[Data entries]

☆ ☆ ☆ ☆ ☆

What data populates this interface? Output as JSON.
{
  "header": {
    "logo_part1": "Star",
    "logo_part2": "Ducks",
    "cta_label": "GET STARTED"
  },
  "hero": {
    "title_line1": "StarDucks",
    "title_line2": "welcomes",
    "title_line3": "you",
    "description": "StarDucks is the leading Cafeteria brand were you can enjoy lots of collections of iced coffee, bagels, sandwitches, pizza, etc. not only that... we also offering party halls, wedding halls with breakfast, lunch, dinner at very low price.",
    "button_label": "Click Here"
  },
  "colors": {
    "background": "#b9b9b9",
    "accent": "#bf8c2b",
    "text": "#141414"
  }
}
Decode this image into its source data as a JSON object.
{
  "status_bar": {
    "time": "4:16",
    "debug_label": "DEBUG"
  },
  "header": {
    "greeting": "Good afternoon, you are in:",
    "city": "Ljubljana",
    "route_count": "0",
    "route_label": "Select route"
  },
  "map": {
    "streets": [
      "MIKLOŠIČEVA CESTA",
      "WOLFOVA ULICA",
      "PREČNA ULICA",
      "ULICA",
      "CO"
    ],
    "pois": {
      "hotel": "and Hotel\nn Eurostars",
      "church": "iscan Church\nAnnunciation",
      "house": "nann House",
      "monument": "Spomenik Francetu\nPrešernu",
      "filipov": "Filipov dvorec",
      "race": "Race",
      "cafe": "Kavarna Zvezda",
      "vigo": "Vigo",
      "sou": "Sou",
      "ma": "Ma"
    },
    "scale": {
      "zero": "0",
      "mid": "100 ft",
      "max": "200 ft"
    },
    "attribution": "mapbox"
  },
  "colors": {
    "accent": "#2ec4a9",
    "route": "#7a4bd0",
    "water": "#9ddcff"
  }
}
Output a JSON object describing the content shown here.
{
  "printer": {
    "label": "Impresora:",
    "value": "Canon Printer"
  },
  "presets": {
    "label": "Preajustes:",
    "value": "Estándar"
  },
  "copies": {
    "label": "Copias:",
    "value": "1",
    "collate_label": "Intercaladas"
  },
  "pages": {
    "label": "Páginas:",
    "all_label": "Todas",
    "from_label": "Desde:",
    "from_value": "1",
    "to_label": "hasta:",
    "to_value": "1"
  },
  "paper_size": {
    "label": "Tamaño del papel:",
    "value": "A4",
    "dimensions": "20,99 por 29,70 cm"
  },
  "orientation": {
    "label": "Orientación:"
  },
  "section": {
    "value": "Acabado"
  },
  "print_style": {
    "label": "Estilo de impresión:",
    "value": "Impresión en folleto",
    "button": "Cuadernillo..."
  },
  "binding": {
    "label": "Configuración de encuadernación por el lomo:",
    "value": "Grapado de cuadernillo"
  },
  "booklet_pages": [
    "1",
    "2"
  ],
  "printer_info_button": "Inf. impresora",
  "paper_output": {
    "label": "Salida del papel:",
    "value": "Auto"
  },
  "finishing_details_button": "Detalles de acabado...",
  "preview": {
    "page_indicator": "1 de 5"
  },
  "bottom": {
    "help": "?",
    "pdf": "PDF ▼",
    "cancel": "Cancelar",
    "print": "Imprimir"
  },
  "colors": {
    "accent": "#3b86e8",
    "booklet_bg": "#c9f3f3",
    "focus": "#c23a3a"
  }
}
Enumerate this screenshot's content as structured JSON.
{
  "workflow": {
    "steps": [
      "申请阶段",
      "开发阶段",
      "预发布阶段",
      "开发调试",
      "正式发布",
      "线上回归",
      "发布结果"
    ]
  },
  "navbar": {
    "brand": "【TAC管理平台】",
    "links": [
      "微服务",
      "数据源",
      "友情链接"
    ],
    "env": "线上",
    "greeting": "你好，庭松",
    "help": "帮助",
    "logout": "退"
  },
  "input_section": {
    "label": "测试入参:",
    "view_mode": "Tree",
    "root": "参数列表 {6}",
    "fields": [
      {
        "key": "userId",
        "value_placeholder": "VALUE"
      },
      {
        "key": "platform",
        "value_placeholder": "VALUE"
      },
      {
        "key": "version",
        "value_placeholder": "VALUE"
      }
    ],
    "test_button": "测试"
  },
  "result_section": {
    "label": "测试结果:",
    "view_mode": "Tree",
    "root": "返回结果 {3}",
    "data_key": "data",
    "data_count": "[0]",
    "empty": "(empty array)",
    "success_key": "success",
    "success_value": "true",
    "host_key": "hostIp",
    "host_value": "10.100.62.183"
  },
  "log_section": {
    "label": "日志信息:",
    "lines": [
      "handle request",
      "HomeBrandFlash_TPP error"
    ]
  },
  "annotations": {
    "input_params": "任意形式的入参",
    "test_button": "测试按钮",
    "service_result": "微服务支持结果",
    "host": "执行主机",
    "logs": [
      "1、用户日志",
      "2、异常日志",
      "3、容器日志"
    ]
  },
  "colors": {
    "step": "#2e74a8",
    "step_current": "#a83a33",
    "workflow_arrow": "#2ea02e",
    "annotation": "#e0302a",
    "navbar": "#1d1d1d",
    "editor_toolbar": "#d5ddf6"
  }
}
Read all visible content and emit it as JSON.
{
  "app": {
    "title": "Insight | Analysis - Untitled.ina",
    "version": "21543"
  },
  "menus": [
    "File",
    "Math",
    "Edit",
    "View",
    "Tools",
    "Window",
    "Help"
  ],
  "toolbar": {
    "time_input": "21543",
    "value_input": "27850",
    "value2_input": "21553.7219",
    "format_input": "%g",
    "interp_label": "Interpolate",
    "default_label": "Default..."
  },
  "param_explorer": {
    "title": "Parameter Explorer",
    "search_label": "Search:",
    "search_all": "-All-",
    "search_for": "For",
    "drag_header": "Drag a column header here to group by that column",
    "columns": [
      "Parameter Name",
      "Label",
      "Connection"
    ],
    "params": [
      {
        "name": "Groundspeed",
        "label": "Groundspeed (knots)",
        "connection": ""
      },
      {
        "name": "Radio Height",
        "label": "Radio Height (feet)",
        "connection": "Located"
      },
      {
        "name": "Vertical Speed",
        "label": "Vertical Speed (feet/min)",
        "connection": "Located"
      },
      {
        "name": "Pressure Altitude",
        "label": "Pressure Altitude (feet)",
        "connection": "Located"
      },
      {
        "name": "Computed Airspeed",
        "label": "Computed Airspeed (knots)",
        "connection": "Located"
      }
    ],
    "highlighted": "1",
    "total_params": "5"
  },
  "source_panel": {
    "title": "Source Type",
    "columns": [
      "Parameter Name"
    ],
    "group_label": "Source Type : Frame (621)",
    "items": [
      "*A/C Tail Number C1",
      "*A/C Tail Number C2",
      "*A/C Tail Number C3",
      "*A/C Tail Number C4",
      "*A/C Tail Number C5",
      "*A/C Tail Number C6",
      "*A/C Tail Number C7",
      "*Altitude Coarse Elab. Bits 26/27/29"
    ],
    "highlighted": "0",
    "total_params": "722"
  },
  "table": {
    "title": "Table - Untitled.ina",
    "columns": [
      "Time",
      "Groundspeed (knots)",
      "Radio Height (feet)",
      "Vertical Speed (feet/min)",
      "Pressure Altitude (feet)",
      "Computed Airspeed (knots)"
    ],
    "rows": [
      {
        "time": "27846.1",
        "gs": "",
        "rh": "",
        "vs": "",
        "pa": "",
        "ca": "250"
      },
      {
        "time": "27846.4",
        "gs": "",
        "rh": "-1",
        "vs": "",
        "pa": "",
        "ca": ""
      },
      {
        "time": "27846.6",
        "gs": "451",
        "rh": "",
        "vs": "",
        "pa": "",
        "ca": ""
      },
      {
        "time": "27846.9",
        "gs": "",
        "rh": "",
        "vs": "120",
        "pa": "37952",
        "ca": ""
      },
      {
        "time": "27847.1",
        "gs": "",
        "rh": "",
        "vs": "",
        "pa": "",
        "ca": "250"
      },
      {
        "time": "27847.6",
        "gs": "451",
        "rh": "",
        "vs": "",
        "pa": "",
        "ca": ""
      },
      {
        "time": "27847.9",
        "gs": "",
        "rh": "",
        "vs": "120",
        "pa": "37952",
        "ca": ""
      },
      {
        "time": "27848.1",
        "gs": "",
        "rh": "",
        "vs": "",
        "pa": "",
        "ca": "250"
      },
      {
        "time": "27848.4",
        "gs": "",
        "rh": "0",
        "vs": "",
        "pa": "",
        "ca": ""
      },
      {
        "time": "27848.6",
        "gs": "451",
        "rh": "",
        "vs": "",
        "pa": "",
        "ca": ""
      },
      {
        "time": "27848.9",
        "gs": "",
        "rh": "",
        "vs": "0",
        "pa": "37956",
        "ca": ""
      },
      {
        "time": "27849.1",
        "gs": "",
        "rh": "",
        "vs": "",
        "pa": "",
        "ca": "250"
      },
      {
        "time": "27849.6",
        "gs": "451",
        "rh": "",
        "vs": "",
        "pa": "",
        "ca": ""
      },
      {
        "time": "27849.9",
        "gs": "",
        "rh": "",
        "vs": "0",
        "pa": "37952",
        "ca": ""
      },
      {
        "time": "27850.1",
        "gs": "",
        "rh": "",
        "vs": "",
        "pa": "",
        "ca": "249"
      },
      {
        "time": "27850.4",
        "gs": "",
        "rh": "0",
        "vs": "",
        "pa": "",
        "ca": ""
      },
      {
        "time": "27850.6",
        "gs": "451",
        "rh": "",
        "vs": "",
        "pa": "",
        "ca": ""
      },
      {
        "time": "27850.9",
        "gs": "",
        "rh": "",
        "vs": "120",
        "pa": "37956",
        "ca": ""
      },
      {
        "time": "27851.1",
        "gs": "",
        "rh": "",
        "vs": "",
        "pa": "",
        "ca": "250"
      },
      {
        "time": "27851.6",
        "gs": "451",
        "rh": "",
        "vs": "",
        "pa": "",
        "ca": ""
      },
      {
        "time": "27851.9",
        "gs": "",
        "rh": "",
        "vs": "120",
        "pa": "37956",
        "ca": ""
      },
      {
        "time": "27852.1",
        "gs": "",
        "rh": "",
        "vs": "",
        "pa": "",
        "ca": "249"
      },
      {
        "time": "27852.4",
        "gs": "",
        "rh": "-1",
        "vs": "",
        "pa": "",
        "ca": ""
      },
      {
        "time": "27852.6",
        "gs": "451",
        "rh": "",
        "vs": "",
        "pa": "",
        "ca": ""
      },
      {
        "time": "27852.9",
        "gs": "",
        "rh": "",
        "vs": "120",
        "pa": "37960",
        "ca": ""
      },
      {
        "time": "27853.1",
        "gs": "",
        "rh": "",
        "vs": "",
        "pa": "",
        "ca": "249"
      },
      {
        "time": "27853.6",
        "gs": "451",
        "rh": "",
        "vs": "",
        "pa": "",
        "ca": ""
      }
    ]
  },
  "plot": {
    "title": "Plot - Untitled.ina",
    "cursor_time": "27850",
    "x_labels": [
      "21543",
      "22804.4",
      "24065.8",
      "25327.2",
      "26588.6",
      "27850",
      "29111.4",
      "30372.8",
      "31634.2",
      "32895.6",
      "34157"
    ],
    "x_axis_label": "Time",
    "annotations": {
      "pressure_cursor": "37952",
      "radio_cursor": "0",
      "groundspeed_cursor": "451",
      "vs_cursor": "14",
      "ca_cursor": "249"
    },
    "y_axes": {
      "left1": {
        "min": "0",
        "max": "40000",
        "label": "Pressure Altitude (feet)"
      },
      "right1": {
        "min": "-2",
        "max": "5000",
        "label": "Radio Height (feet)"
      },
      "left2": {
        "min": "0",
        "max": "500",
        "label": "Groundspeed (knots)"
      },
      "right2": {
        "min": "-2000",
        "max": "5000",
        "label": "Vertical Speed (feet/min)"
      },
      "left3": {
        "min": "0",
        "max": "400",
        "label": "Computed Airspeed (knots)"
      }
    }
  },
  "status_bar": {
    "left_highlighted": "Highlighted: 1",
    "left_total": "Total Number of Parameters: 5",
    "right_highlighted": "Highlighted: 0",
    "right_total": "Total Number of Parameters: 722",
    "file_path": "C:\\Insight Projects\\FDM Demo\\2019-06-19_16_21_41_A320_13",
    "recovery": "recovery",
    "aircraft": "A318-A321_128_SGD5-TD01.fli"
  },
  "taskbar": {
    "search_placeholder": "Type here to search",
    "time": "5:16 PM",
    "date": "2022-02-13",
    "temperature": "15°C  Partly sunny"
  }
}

☆ ☆ ☆ ☆ ☆

INSTRUCTIONS TO FOLLOW: Go through the records above, find every line with the word "knots", and list those lines.

TASK RESPONSE:
        "label": "Groundspeed (knots)",
        "label": "Computed Airspeed (knots)",
      "Groundspeed (knots)",
      "Computed Airspeed (knots)"
        "label": "Groundspeed (knots)"
        "label": "Computed Airspeed (knots)"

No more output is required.